> **REQUIREMENTS**
Pictures appear in the records below; write out everything else exactly.

══ MATERIAL TO PROCESS

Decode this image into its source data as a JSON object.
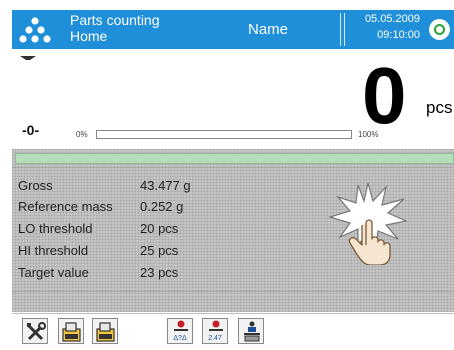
{
  "header": {
    "mode_title": "Parts counting",
    "mode_subtitle": "Home",
    "user_name": "Name",
    "date": "05.05.2009",
    "time": "09:10:00",
    "icons": [
      "parts-counting-icon",
      "status-ring-icon"
    ]
  },
  "display": {
    "value": "0",
    "unit": "pcs",
    "zero_indicator": "-0-",
    "progress_min_label": "0%",
    "progress_max_label": "100%",
    "progress_fraction": 0
  },
  "info": {
    "rows": [
      {
        "label": "Gross",
        "value": "43.477 g"
      },
      {
        "label": "Reference mass",
        "value": "0.252 g"
      },
      {
        "label": "LO threshold",
        "value": "20 pcs"
      },
      {
        "label": "HI threshold",
        "value": "25 pcs"
      },
      {
        "label": "Target value",
        "value": "23 pcs"
      }
    ]
  },
  "toolbar": {
    "buttons": [
      {
        "name": "settings-tools-icon"
      },
      {
        "name": "database-product-icon"
      },
      {
        "name": "database-edit-icon"
      },
      {
        "name": "thresholds-icon",
        "label": "Δ?Δ"
      },
      {
        "name": "target-value-icon",
        "label": "2.47"
      },
      {
        "name": "reference-sample-icon"
      }
    ]
  },
  "colors": {
    "header": "#1e8fd8",
    "panel": "#c5c5c5",
    "accent_green": "#2aa33b"
  }
}
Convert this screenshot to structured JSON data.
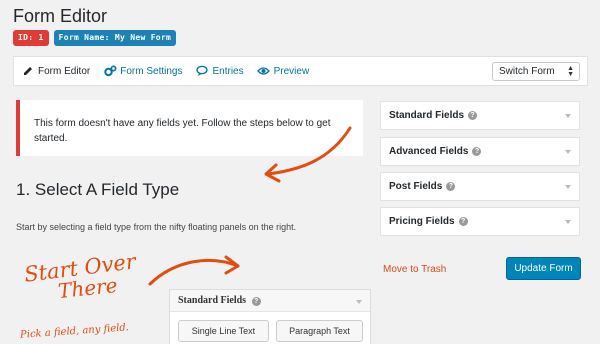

════

> **WORKED ANSWER**
Decode this image into its source data as a JSON object.
{
  "header": {
    "mode_title": "Parts counting",
    "mode_subtitle": "Home",
    "user_name": "Name",
    "date": "05.05.2009",
    "time": "09:10:00",
    "icons": [
      "parts-counting-icon",
      "status-ring-icon"
    ]
  },
  "display": {
    "value": "0",
    "unit": "pcs",
    "zero_indicator": "-0-",
    "progress_min_label": "0%",
    "progress_max_label": "100%",
    "progress_fraction": 0
  },
  "info": {
    "rows": [
      {
        "label": "Gross",
        "value": "43.477 g"
      },
      {
        "label": "Reference mass",
        "value": "0.252 g"
      },
      {
        "label": "LO threshold",
        "value": "20 pcs"
      },
      {
        "label": "HI threshold",
        "value": "25 pcs"
      },
      {
        "label": "Target value",
        "value": "23 pcs"
      }
    ]
  },
  "toolbar": {
    "buttons": [
      {
        "name": "settings-tools-icon"
      },
      {
        "name": "database-product-icon"
      },
      {
        "name": "database-edit-icon"
      },
      {
        "name": "thresholds-icon",
        "label": "Δ?Δ"
      },
      {
        "name": "target-value-icon",
        "label": "2.47"
      },
      {
        "name": "reference-sample-icon"
      }
    ]
  },
  "colors": {
    "header": "#1e8fd8",
    "panel": "#c5c5c5",
    "accent_green": "#2aa33b"
  }
}
Convert this screenshot to structured JSON data.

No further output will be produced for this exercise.